··· Provided text ···
2. A method as claimed in claim 1, in which the slab has its longitudinally
extending edge regions thicker than the longitudinally extending central
region.
3. A method as claimed in claim 1, in which the slab has its longitudinally
extending edge regions thinner than the longitudinally extending central
region.
Description
This invention relates to the manufacture of thin metal slab, particularly
steel slab, by a continuous casting route.
It is known from U.S. Pat. No. 4,493,363 for a workpiece of generally
rectangular cross section to be cast in a continuous casting mould. During
the cooling of the workpiece, solidification takes place from the outside
inwards and there may be shrinkage at the centre of the workpiece where
the core is of semi-solid material. The specification discloses a process
where the workpiece is subjected to rolling over the portion of its length
between the outlet end of the mould and where solidification of the
workpiece is complete.
It is also known from JP-A-55-68102 for a workpiece of generally
rectangular cross-section to be cast in a continuous casting mould and for
the workpiece to be subjected to a rolling process downstream of the
mould. The rolling process comprises rolling a groove in each of the
opposite faces of the workpiece and then rolling the workpiece between
cylindrical rolls to produce a slab of uniform thickness across its width
and a width which is greater than the width of the slab prior to the
rolling process.
··· Provided data ···
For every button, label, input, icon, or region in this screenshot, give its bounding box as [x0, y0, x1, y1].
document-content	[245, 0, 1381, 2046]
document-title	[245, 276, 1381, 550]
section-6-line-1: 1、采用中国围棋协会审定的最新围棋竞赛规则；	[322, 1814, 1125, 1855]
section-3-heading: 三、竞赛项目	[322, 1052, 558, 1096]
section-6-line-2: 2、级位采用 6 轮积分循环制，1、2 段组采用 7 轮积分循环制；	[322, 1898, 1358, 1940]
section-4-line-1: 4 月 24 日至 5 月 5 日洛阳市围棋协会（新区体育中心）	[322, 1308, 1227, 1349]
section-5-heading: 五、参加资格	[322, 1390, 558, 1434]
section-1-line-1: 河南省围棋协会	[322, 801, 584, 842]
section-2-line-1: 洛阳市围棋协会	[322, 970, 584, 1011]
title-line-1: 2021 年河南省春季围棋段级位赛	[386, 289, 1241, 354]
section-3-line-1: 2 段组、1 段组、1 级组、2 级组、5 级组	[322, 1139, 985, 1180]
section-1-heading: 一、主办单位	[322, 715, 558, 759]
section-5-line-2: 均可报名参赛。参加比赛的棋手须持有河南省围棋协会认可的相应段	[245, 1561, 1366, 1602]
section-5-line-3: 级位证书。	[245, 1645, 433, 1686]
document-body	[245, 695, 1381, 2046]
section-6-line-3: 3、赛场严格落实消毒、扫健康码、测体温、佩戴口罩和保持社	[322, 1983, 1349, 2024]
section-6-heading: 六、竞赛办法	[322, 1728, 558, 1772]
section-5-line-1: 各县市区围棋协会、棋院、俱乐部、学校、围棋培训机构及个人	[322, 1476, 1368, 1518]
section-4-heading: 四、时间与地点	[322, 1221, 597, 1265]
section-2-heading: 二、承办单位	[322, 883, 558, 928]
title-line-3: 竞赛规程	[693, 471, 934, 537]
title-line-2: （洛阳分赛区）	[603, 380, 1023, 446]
···
Short exercise ▸ Pick up the patent text on continuously casting thin metal slab at the point where it stops, and continue it. The data have no role in this exercise.

Answer below ▸
According to a first aspect of the present invention a method of
manufacturing thin metal slab comprises a continuous operation in which a
metal workpiece, having a longitudinally extending central region which is
of a different thickness from its longitudinally extending edge regions,
is cast in a continuous casting mould and, downstream of the mould, a
portion of the workpiece which is still connected to the portion thereof
in the mould is subjected to a rolling process between parallel
cylindrical rolls to produce a metal slab having uniform thickness across
its width; characterised in that the portion of the workpiece which is
subjected to the rolling process is solid and the rolling process produces
a slab having a width which is different from the width of the slab as
cast.
The slab so produced has a width which may be greater than or less than the
width of the workpiece as it leaves the mould.
According to a second aspect of the invention, apparatus for manufacturing
thin metal slab comprises a continuous casting mould having a mould
passage such as to produce a metal workpiece having a longitudinally
extending central region which is of different thickness from its
longitudinally extending edge regions, means for cooling the workpiece and
means, downstream of the mould, for rolling the workpiece to produce a
slab having uniform thickness across its width, characterised in that the
rolling means are located downstream of the position where the workpiece
solidifies completely and the rolling means produce a slab having a width
which is different from the width of the slab as cast.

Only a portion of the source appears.